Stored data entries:
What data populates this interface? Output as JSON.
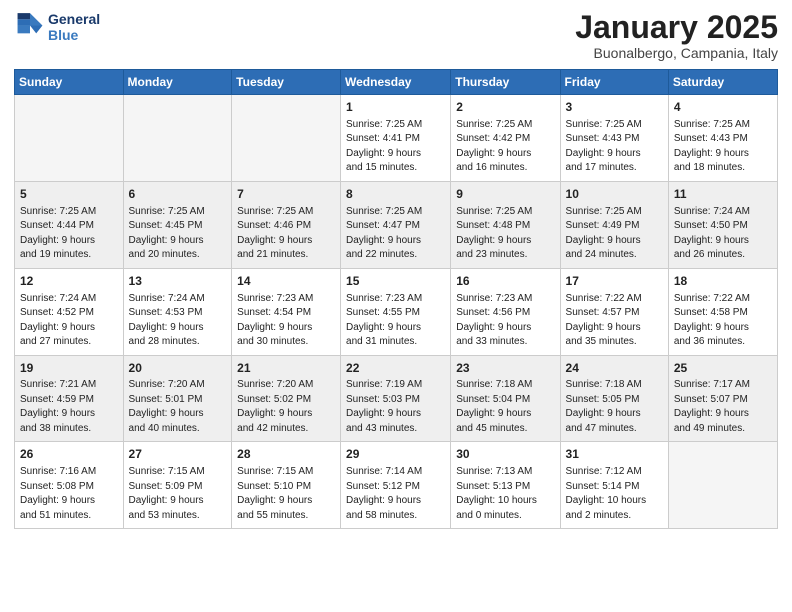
{
  "header": {
    "logo_line1": "General",
    "logo_line2": "Blue",
    "month": "January 2025",
    "location": "Buonalbergo, Campania, Italy"
  },
  "days_of_week": [
    "Sunday",
    "Monday",
    "Tuesday",
    "Wednesday",
    "Thursday",
    "Friday",
    "Saturday"
  ],
  "weeks": [
    [
      {
        "day": "",
        "info": ""
      },
      {
        "day": "",
        "info": ""
      },
      {
        "day": "",
        "info": ""
      },
      {
        "day": "1",
        "info": "Sunrise: 7:25 AM\nSunset: 4:41 PM\nDaylight: 9 hours\nand 15 minutes."
      },
      {
        "day": "2",
        "info": "Sunrise: 7:25 AM\nSunset: 4:42 PM\nDaylight: 9 hours\nand 16 minutes."
      },
      {
        "day": "3",
        "info": "Sunrise: 7:25 AM\nSunset: 4:43 PM\nDaylight: 9 hours\nand 17 minutes."
      },
      {
        "day": "4",
        "info": "Sunrise: 7:25 AM\nSunset: 4:43 PM\nDaylight: 9 hours\nand 18 minutes."
      }
    ],
    [
      {
        "day": "5",
        "info": "Sunrise: 7:25 AM\nSunset: 4:44 PM\nDaylight: 9 hours\nand 19 minutes."
      },
      {
        "day": "6",
        "info": "Sunrise: 7:25 AM\nSunset: 4:45 PM\nDaylight: 9 hours\nand 20 minutes."
      },
      {
        "day": "7",
        "info": "Sunrise: 7:25 AM\nSunset: 4:46 PM\nDaylight: 9 hours\nand 21 minutes."
      },
      {
        "day": "8",
        "info": "Sunrise: 7:25 AM\nSunset: 4:47 PM\nDaylight: 9 hours\nand 22 minutes."
      },
      {
        "day": "9",
        "info": "Sunrise: 7:25 AM\nSunset: 4:48 PM\nDaylight: 9 hours\nand 23 minutes."
      },
      {
        "day": "10",
        "info": "Sunrise: 7:25 AM\nSunset: 4:49 PM\nDaylight: 9 hours\nand 24 minutes."
      },
      {
        "day": "11",
        "info": "Sunrise: 7:24 AM\nSunset: 4:50 PM\nDaylight: 9 hours\nand 26 minutes."
      }
    ],
    [
      {
        "day": "12",
        "info": "Sunrise: 7:24 AM\nSunset: 4:52 PM\nDaylight: 9 hours\nand 27 minutes."
      },
      {
        "day": "13",
        "info": "Sunrise: 7:24 AM\nSunset: 4:53 PM\nDaylight: 9 hours\nand 28 minutes."
      },
      {
        "day": "14",
        "info": "Sunrise: 7:23 AM\nSunset: 4:54 PM\nDaylight: 9 hours\nand 30 minutes."
      },
      {
        "day": "15",
        "info": "Sunrise: 7:23 AM\nSunset: 4:55 PM\nDaylight: 9 hours\nand 31 minutes."
      },
      {
        "day": "16",
        "info": "Sunrise: 7:23 AM\nSunset: 4:56 PM\nDaylight: 9 hours\nand 33 minutes."
      },
      {
        "day": "17",
        "info": "Sunrise: 7:22 AM\nSunset: 4:57 PM\nDaylight: 9 hours\nand 35 minutes."
      },
      {
        "day": "18",
        "info": "Sunrise: 7:22 AM\nSunset: 4:58 PM\nDaylight: 9 hours\nand 36 minutes."
      }
    ],
    [
      {
        "day": "19",
        "info": "Sunrise: 7:21 AM\nSunset: 4:59 PM\nDaylight: 9 hours\nand 38 minutes."
      },
      {
        "day": "20",
        "info": "Sunrise: 7:20 AM\nSunset: 5:01 PM\nDaylight: 9 hours\nand 40 minutes."
      },
      {
        "day": "21",
        "info": "Sunrise: 7:20 AM\nSunset: 5:02 PM\nDaylight: 9 hours\nand 42 minutes."
      },
      {
        "day": "22",
        "info": "Sunrise: 7:19 AM\nSunset: 5:03 PM\nDaylight: 9 hours\nand 43 minutes."
      },
      {
        "day": "23",
        "info": "Sunrise: 7:18 AM\nSunset: 5:04 PM\nDaylight: 9 hours\nand 45 minutes."
      },
      {
        "day": "24",
        "info": "Sunrise: 7:18 AM\nSunset: 5:05 PM\nDaylight: 9 hours\nand 47 minutes."
      },
      {
        "day": "25",
        "info": "Sunrise: 7:17 AM\nSunset: 5:07 PM\nDaylight: 9 hours\nand 49 minutes."
      }
    ],
    [
      {
        "day": "26",
        "info": "Sunrise: 7:16 AM\nSunset: 5:08 PM\nDaylight: 9 hours\nand 51 minutes."
      },
      {
        "day": "27",
        "info": "Sunrise: 7:15 AM\nSunset: 5:09 PM\nDaylight: 9 hours\nand 53 minutes."
      },
      {
        "day": "28",
        "info": "Sunrise: 7:15 AM\nSunset: 5:10 PM\nDaylight: 9 hours\nand 55 minutes."
      },
      {
        "day": "29",
        "info": "Sunrise: 7:14 AM\nSunset: 5:12 PM\nDaylight: 9 hours\nand 58 minutes."
      },
      {
        "day": "30",
        "info": "Sunrise: 7:13 AM\nSunset: 5:13 PM\nDaylight: 10 hours\nand 0 minutes."
      },
      {
        "day": "31",
        "info": "Sunrise: 7:12 AM\nSunset: 5:14 PM\nDaylight: 10 hours\nand 2 minutes."
      },
      {
        "day": "",
        "info": ""
      }
    ]
  ]
}
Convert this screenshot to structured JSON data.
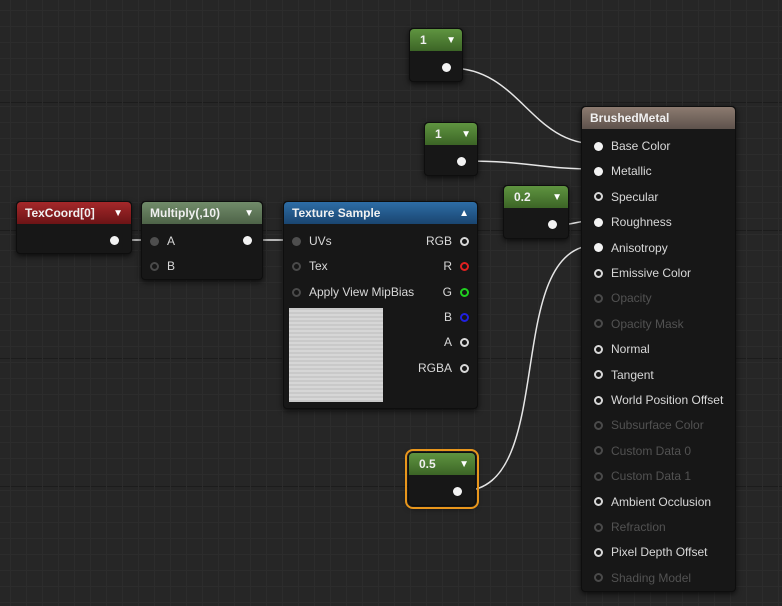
{
  "nodes": {
    "const1": {
      "value": "1"
    },
    "const2": {
      "value": "1"
    },
    "const3": {
      "value": "0.2"
    },
    "const4": {
      "value": "0.5"
    },
    "texcoord": {
      "title": "TexCoord[0]"
    },
    "multiply": {
      "title": "Multiply(,10)",
      "inputs": [
        "A",
        "B"
      ]
    },
    "texture": {
      "title": "Texture Sample",
      "inputs": [
        "UVs",
        "Tex",
        "Apply View MipBias"
      ],
      "outputs": [
        "RGB",
        "R",
        "G",
        "B",
        "A",
        "RGBA"
      ]
    },
    "material": {
      "title": "BrushedMetal",
      "pins": [
        {
          "label": "Base Color",
          "state": "connected"
        },
        {
          "label": "Metallic",
          "state": "connected"
        },
        {
          "label": "Specular",
          "state": "enabled"
        },
        {
          "label": "Roughness",
          "state": "connected"
        },
        {
          "label": "Anisotropy",
          "state": "connected"
        },
        {
          "label": "Emissive Color",
          "state": "enabled"
        },
        {
          "label": "Opacity",
          "state": "disabled"
        },
        {
          "label": "Opacity Mask",
          "state": "disabled"
        },
        {
          "label": "Normal",
          "state": "enabled"
        },
        {
          "label": "Tangent",
          "state": "enabled"
        },
        {
          "label": "World Position Offset",
          "state": "enabled"
        },
        {
          "label": "Subsurface Color",
          "state": "disabled"
        },
        {
          "label": "Custom Data 0",
          "state": "disabled"
        },
        {
          "label": "Custom Data 1",
          "state": "disabled"
        },
        {
          "label": "Ambient Occlusion",
          "state": "enabled"
        },
        {
          "label": "Refraction",
          "state": "disabled"
        },
        {
          "label": "Pixel Depth Offset",
          "state": "enabled"
        },
        {
          "label": "Shading Model",
          "state": "disabled"
        }
      ]
    }
  },
  "colors": {
    "constant_header": "#4f7f34",
    "texcoord_header": "#8e1f21",
    "multiply_header": "#617a5a",
    "texture_header": "#24598a",
    "material_header": "#7a6a60",
    "selection_outline": "#e8961c"
  }
}
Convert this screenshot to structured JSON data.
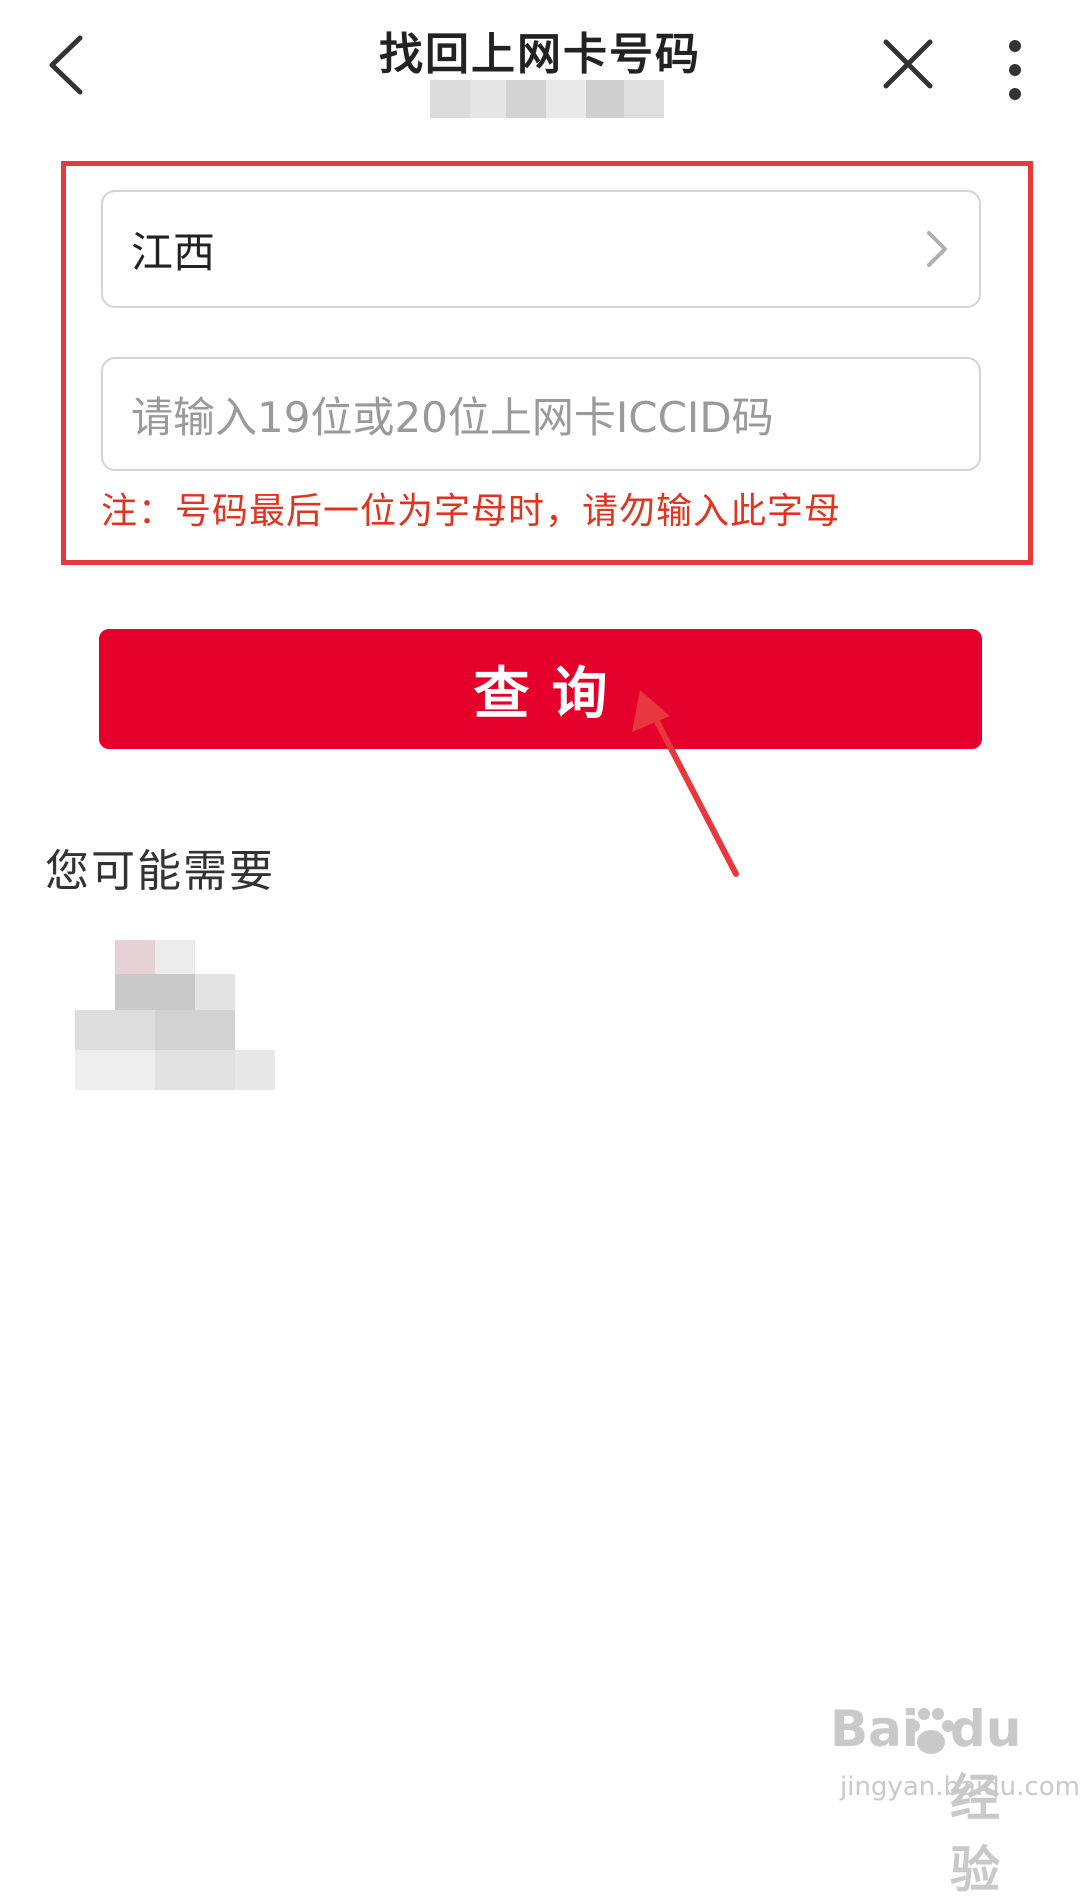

TO DO:
List all lines above in which the string "Custom" appears.

RESPONSE BELOW:
          "label": "Custom Data 0",
          "label": "Custom Data 1",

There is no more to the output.